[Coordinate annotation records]
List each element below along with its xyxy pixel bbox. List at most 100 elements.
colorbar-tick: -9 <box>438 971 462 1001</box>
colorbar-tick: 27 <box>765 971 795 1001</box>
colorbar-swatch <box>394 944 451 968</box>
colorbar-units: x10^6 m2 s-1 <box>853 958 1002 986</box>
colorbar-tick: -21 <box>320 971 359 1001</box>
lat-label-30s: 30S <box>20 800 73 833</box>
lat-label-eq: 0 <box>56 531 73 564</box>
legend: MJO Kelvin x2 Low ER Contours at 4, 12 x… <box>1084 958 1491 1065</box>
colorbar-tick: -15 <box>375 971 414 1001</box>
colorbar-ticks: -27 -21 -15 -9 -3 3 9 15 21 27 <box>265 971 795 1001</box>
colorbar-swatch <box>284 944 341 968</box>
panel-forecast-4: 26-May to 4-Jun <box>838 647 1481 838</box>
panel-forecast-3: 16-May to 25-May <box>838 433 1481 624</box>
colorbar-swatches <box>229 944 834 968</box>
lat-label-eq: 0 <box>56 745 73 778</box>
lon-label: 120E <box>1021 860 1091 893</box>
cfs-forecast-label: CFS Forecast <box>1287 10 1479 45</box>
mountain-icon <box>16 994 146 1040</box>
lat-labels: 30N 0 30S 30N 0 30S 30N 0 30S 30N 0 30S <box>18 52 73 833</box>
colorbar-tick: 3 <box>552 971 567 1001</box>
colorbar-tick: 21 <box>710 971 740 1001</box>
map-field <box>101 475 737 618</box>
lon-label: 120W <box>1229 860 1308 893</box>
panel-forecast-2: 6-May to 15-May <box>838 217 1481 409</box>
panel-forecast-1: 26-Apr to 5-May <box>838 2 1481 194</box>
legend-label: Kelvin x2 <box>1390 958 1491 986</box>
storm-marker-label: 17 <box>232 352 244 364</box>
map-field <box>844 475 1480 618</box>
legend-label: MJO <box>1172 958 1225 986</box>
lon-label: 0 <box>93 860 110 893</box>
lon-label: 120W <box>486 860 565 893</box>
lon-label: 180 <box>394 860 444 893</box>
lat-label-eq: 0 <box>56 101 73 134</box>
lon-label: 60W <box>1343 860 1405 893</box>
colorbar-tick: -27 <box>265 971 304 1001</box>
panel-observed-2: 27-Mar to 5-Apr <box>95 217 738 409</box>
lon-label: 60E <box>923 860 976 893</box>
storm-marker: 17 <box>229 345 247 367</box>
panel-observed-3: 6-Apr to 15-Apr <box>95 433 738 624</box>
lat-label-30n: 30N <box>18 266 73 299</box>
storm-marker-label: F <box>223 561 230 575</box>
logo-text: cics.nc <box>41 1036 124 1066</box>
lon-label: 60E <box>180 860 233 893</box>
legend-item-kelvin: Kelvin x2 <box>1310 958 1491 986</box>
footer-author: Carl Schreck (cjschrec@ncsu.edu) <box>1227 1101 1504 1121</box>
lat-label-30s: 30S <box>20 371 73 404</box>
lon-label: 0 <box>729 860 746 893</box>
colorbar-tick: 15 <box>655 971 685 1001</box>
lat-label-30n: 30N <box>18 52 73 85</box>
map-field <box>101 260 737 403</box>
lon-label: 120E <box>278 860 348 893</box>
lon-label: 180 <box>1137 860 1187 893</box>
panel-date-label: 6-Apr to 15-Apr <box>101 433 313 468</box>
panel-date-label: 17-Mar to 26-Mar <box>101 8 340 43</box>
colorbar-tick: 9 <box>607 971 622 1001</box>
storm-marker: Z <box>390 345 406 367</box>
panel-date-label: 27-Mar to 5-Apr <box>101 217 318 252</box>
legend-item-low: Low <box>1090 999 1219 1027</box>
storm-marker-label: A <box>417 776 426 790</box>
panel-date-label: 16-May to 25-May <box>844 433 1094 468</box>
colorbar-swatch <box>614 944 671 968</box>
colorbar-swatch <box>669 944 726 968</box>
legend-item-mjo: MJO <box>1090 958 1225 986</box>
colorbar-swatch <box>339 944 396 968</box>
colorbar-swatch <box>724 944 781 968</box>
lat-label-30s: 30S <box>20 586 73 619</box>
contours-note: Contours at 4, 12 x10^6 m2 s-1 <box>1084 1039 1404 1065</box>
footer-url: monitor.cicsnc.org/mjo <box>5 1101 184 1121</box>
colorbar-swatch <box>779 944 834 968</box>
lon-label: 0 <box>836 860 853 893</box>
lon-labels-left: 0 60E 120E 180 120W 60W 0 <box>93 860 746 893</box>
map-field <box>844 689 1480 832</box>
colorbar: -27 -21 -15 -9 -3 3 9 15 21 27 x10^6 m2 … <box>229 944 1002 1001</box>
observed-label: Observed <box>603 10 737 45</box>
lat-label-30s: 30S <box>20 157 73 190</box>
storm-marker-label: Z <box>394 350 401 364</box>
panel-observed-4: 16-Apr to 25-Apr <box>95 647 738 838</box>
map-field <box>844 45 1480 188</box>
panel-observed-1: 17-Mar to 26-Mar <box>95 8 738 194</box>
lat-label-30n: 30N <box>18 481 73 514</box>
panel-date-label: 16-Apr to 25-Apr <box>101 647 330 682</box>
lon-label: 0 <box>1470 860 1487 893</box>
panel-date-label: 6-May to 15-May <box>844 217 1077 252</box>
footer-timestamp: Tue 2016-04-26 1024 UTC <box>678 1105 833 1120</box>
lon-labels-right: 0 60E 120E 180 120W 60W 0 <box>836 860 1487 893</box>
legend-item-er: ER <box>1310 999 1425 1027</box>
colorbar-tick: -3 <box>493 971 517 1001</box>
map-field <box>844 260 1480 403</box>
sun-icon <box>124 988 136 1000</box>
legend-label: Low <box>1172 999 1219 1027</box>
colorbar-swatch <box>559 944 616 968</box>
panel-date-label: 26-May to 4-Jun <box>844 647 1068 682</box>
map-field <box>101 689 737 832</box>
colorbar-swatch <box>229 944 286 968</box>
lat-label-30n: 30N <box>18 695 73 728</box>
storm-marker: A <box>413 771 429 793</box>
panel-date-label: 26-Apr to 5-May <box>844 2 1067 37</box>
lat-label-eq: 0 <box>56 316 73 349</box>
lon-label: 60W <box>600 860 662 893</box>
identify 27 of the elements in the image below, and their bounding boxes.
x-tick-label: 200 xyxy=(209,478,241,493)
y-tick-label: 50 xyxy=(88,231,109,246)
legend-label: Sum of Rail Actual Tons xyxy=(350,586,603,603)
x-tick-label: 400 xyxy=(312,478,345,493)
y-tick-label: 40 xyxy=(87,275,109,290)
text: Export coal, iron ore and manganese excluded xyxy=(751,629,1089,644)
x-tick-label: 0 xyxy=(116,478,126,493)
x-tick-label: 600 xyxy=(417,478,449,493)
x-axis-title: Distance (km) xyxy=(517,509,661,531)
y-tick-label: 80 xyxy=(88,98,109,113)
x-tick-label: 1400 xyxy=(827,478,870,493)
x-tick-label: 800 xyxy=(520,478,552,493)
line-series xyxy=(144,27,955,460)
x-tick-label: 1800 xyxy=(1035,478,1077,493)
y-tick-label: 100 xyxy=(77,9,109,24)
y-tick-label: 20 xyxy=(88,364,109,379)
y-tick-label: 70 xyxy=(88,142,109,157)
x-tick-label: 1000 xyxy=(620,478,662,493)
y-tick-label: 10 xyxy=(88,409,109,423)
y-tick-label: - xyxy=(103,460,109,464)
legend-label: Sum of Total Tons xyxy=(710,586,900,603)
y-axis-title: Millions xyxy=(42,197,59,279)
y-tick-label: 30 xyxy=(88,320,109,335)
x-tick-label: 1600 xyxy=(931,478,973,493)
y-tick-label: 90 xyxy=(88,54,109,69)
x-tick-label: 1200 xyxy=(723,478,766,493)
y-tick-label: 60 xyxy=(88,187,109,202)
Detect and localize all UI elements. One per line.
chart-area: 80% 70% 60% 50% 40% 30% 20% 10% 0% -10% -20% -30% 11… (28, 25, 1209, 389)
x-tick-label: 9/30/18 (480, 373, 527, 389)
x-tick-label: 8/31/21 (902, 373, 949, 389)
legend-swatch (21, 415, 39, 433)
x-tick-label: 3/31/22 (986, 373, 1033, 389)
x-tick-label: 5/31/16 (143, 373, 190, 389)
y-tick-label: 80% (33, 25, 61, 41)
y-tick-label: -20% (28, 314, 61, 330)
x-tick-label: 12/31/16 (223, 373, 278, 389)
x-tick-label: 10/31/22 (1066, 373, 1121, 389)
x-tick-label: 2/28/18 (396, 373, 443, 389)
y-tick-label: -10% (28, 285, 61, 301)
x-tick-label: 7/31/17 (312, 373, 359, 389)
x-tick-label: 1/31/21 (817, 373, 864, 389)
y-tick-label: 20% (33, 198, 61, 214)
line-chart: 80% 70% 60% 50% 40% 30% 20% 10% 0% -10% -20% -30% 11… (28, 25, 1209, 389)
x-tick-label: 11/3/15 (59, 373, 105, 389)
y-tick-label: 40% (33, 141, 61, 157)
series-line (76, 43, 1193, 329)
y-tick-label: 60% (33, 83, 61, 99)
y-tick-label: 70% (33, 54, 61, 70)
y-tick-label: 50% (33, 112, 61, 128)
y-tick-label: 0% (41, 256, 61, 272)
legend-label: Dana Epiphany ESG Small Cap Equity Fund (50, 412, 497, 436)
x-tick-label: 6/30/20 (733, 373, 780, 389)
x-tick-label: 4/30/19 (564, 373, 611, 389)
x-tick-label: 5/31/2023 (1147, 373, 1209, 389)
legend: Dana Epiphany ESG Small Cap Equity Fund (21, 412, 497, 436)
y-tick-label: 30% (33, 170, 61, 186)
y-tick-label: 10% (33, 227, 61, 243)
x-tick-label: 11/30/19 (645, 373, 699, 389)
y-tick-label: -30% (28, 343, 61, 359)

TASK STATEMENT |
Reproduce the data word for word, starting at its first line and ending with the line containing "lat-label-eq: 0 <box>56 531 73 564</box>", both included.

FULL OUTPUT |
List each element below along with its xyxy pixel bbox. List at most 100 elements.
colorbar-tick: -9 <box>438 971 462 1001</box>
colorbar-tick: 27 <box>765 971 795 1001</box>
colorbar-swatch <box>394 944 451 968</box>
colorbar-units: x10^6 m2 s-1 <box>853 958 1002 986</box>
colorbar-tick: -21 <box>320 971 359 1001</box>
lat-label-30s: 30S <box>20 800 73 833</box>
lat-label-eq: 0 <box>56 531 73 564</box>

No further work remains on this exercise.